### Aim of the exercise
Your task is to repeat the entries word for word while leaving out the pictures.

### Extracted data
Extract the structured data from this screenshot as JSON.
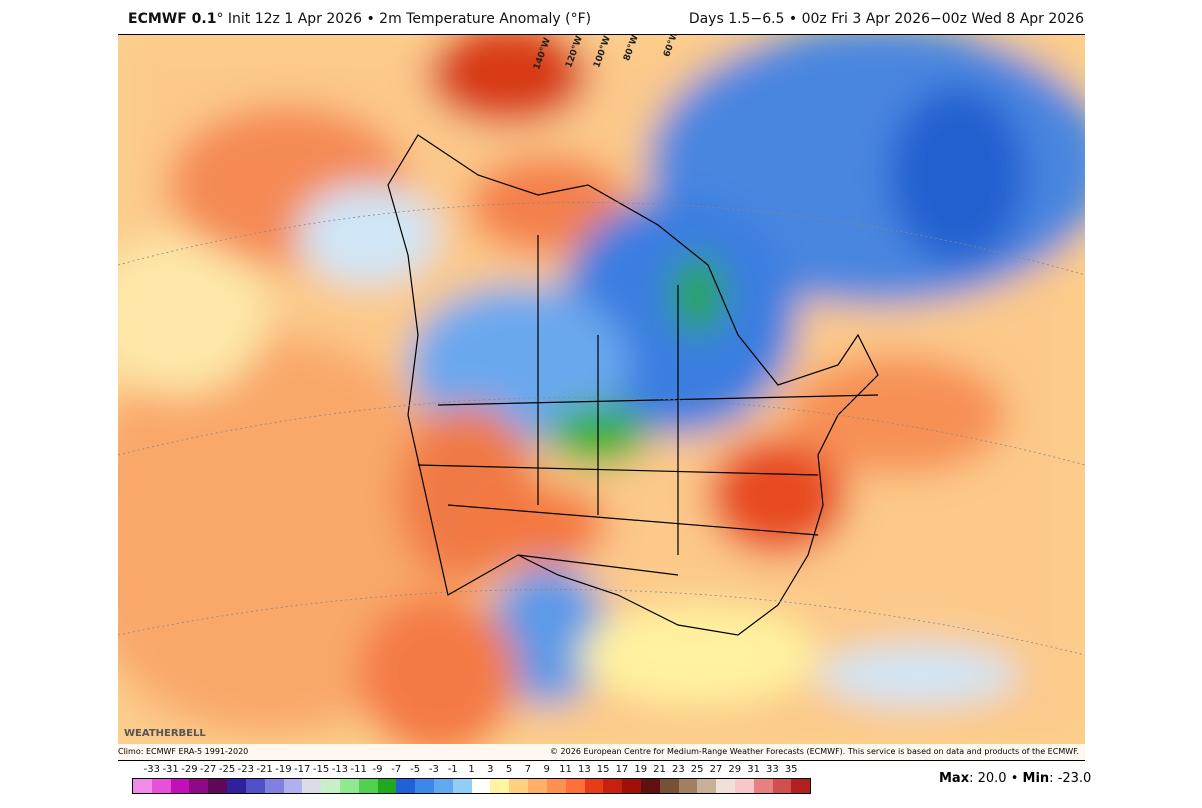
{
  "header": {
    "model": "ECMWF 0.1",
    "deg": "°",
    "left_rest": " Init 12z 1 Apr 2026 • 2m Temperature Anomaly (°F)",
    "right": "Days 1.5−6.5 • 00z Fri 3 Apr 2026−00z Wed 8 Apr 2026"
  },
  "map": {
    "longitude_labels": [
      "140°W",
      "120°W",
      "100°W",
      "80°W",
      "60°W"
    ],
    "logo": "WEATHERBELL"
  },
  "credits": {
    "climo": "Climo: ECMWF ERA-5 1991-2020",
    "copyright": "© 2026 European Centre for Medium-Range Weather Forecasts (ECMWF). This service is based on data and products of the ECMWF."
  },
  "colorbar": {
    "labels": [
      "-33",
      "-31",
      "-29",
      "-27",
      "-25",
      "-23",
      "-21",
      "-19",
      "-17",
      "-15",
      "-13",
      "-11",
      "-9",
      "-7",
      "-5",
      "-3",
      "-1",
      "1",
      "3",
      "5",
      "7",
      "9",
      "11",
      "13",
      "15",
      "17",
      "19",
      "21",
      "23",
      "25",
      "27",
      "29",
      "31",
      "33",
      "35"
    ],
    "colors": [
      "#f08ce8",
      "#e850dc",
      "#c010b8",
      "#900888",
      "#600858",
      "#3020a0",
      "#5050c8",
      "#8080e0",
      "#b0b0f0",
      "#dcdce8",
      "#c8f0c8",
      "#90e890",
      "#50d050",
      "#20a820",
      "#2060d8",
      "#3c88e8",
      "#60a8f0",
      "#90cef8",
      "#ffffff",
      "#fff4a0",
      "#ffd080",
      "#ffb068",
      "#ff9050",
      "#ff7038",
      "#e83c18",
      "#c82010",
      "#a01008",
      "#601010",
      "#785038",
      "#a08060",
      "#c8b098",
      "#f0e0d8",
      "#f8c8c8",
      "#e88080",
      "#d05050",
      "#b02020"
    ]
  },
  "stats": {
    "max_label": "Max",
    "max": "20.0",
    "min_label": "Min",
    "min": "-23.0"
  }
}
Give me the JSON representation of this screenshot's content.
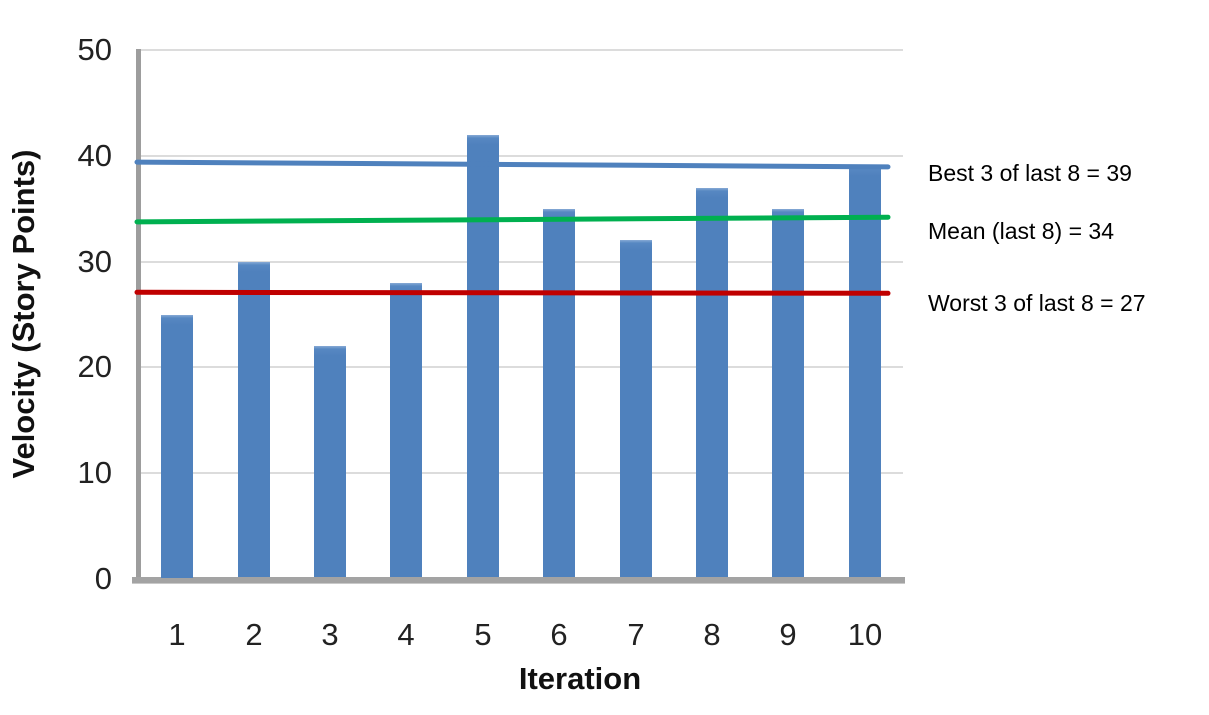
{
  "chart_data": {
    "type": "bar",
    "title": "",
    "xlabel": "Iteration",
    "ylabel": "Velocity (Story Points)",
    "categories": [
      "1",
      "2",
      "3",
      "4",
      "5",
      "6",
      "7",
      "8",
      "9",
      "10"
    ],
    "values": [
      25,
      30,
      22,
      28,
      42,
      35,
      32,
      37,
      35,
      39
    ],
    "ylim": [
      0,
      50
    ],
    "yticks": [
      0,
      10,
      20,
      30,
      40,
      50
    ],
    "ytick_labels": [
      "0",
      "10",
      "20",
      "30",
      "40",
      "50"
    ],
    "grid": "horizontal-major",
    "legend": "none",
    "bar_color": "#4f81bd",
    "reference_lines": [
      {
        "label": "Best 3 of last 8 = 39",
        "value": 39,
        "start_value": 39.4,
        "end_value": 38.95,
        "color": "#4f81bd"
      },
      {
        "label": "Mean (last 8) = 34",
        "value": 34,
        "start_value": 33.75,
        "end_value": 34.2,
        "color": "#00b050"
      },
      {
        "label": "Worst 3 of last 8 = 27",
        "value": 27,
        "start_value": 27.1,
        "end_value": 27.0,
        "color": "#c00000"
      }
    ]
  },
  "colors": {
    "background": "#ffffff",
    "bar": "#4f81bd",
    "gridline": "#dcdcdc",
    "axis_line": "#9d9d9d",
    "text": "#111111"
  }
}
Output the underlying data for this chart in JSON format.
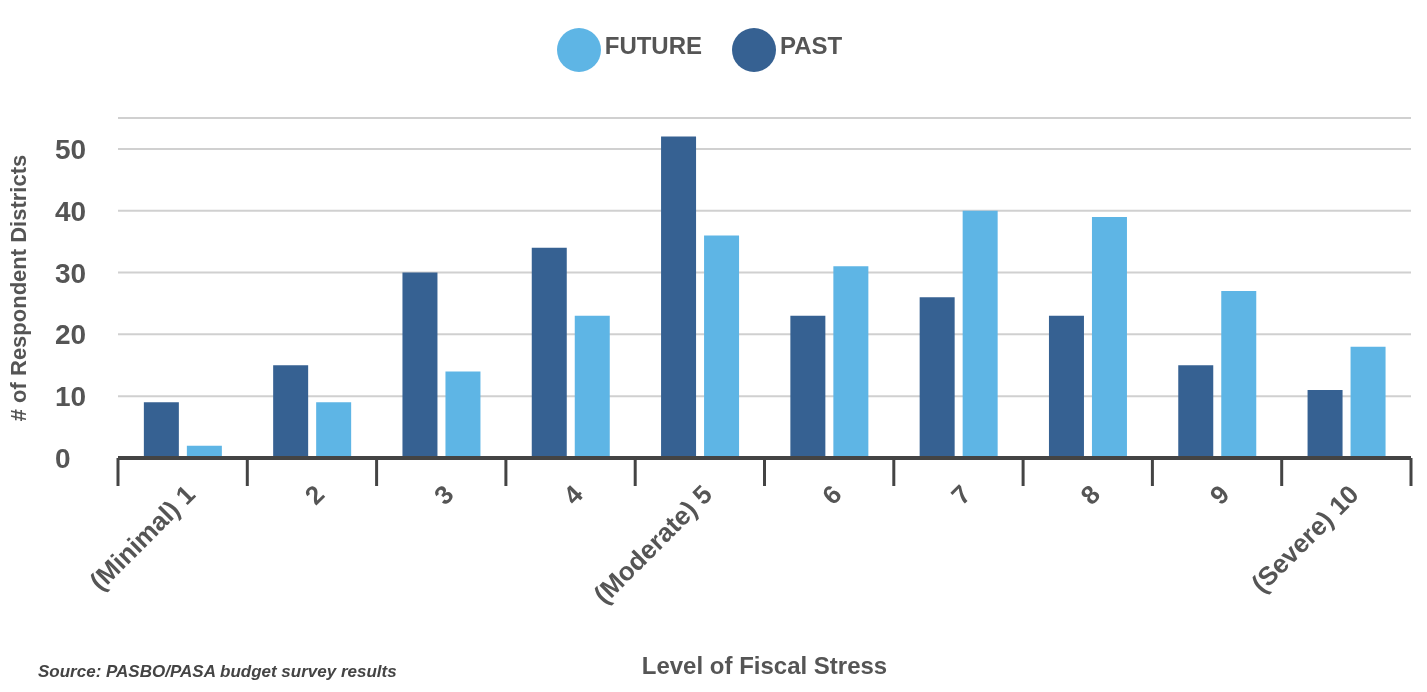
{
  "chart_data": {
    "type": "bar",
    "xlabel": "Level of Fiscal Stress",
    "ylabel": "# of Respondent Districts",
    "categories": [
      "(Minimal) 1",
      "2",
      "3",
      "4",
      "(Moderate) 5",
      "6",
      "7",
      "8",
      "9",
      "(Severe) 10"
    ],
    "series": [
      {
        "name": "PAST",
        "color": "#366192",
        "values": [
          9,
          15,
          30,
          34,
          52,
          23,
          26,
          23,
          15,
          11
        ]
      },
      {
        "name": "FUTURE",
        "color": "#5eb5e5",
        "values": [
          2,
          9,
          14,
          23,
          36,
          31,
          40,
          39,
          27,
          18
        ]
      }
    ],
    "ylim": [
      0,
      55
    ],
    "yticks": [
      0,
      10,
      20,
      30,
      40,
      50
    ],
    "grid": "y",
    "legend": "top",
    "annotations": [
      "Source: PASBO/PASA budget survey results"
    ]
  }
}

### Complete output
Extract the structured data from this screenshot as JSON.
{
  "header": {
    "model": "ECMWF 0.1",
    "deg": "°",
    "left_rest": " Init 12z 1 Apr 2026 • 2m Temperature Anomaly (°F)",
    "right": "Days 1.5−6.5 • 00z Fri 3 Apr 2026−00z Wed 8 Apr 2026"
  },
  "map": {
    "longitude_labels": [
      "140°W",
      "120°W",
      "100°W",
      "80°W",
      "60°W"
    ],
    "logo": "WEATHERBELL"
  },
  "credits": {
    "climo": "Climo: ECMWF ERA-5 1991-2020",
    "copyright": "© 2026 European Centre for Medium-Range Weather Forecasts (ECMWF). This service is based on data and products of the ECMWF."
  },
  "colorbar": {
    "labels": [
      "-33",
      "-31",
      "-29",
      "-27",
      "-25",
      "-23",
      "-21",
      "-19",
      "-17",
      "-15",
      "-13",
      "-11",
      "-9",
      "-7",
      "-5",
      "-3",
      "-1",
      "1",
      "3",
      "5",
      "7",
      "9",
      "11",
      "13",
      "15",
      "17",
      "19",
      "21",
      "23",
      "25",
      "27",
      "29",
      "31",
      "33",
      "35"
    ],
    "colors": [
      "#f08ce8",
      "#e850dc",
      "#c010b8",
      "#900888",
      "#600858",
      "#3020a0",
      "#5050c8",
      "#8080e0",
      "#b0b0f0",
      "#dcdce8",
      "#c8f0c8",
      "#90e890",
      "#50d050",
      "#20a820",
      "#2060d8",
      "#3c88e8",
      "#60a8f0",
      "#90cef8",
      "#ffffff",
      "#fff4a0",
      "#ffd080",
      "#ffb068",
      "#ff9050",
      "#ff7038",
      "#e83c18",
      "#c82010",
      "#a01008",
      "#601010",
      "#785038",
      "#a08060",
      "#c8b098",
      "#f0e0d8",
      "#f8c8c8",
      "#e88080",
      "#d05050",
      "#b02020"
    ]
  },
  "stats": {
    "max_label": "Max",
    "max": "20.0",
    "min_label": "Min",
    "min": "-23.0"
  }
}
Give me the JSON representation of this screenshot's content.
{
  "chart_data": {
    "type": "bar",
    "title": "",
    "xlabel": "Iteration",
    "ylabel": "Velocity (Story Points)",
    "categories": [
      "1",
      "2",
      "3",
      "4",
      "5",
      "6",
      "7",
      "8",
      "9",
      "10"
    ],
    "values": [
      25,
      30,
      22,
      28,
      42,
      35,
      32,
      37,
      35,
      39
    ],
    "ylim": [
      0,
      50
    ],
    "yticks": [
      0,
      10,
      20,
      30,
      40,
      50
    ],
    "ytick_labels": [
      "0",
      "10",
      "20",
      "30",
      "40",
      "50"
    ],
    "grid": "horizontal-major",
    "legend": "none",
    "bar_color": "#4f81bd",
    "reference_lines": [
      {
        "label": "Best 3 of last 8 = 39",
        "value": 39,
        "start_value": 39.4,
        "end_value": 38.95,
        "color": "#4f81bd"
      },
      {
        "label": "Mean (last 8) = 34",
        "value": 34,
        "start_value": 33.75,
        "end_value": 34.2,
        "color": "#00b050"
      },
      {
        "label": "Worst 3 of last 8 = 27",
        "value": 27,
        "start_value": 27.1,
        "end_value": 27.0,
        "color": "#c00000"
      }
    ]
  },
  "colors": {
    "background": "#ffffff",
    "bar": "#4f81bd",
    "gridline": "#dcdcdc",
    "axis_line": "#9d9d9d",
    "text": "#111111"
  }
}
Output the underlying data for this chart in JSON format.
{
  "chart_data": {
    "type": "bar",
    "xlabel": "Level of Fiscal Stress",
    "ylabel": "# of Respondent Districts",
    "categories": [
      "(Minimal) 1",
      "2",
      "3",
      "4",
      "(Moderate) 5",
      "6",
      "7",
      "8",
      "9",
      "(Severe) 10"
    ],
    "series": [
      {
        "name": "PAST",
        "color": "#366192",
        "values": [
          9,
          15,
          30,
          34,
          52,
          23,
          26,
          23,
          15,
          11
        ]
      },
      {
        "name": "FUTURE",
        "color": "#5eb5e5",
        "values": [
          2,
          9,
          14,
          23,
          36,
          31,
          40,
          39,
          27,
          18
        ]
      }
    ],
    "ylim": [
      0,
      55
    ],
    "yticks": [
      0,
      10,
      20,
      30,
      40,
      50
    ],
    "grid": "y",
    "legend": "top",
    "annotations": [
      "Source: PASBO/PASA budget survey results"
    ]
  }
}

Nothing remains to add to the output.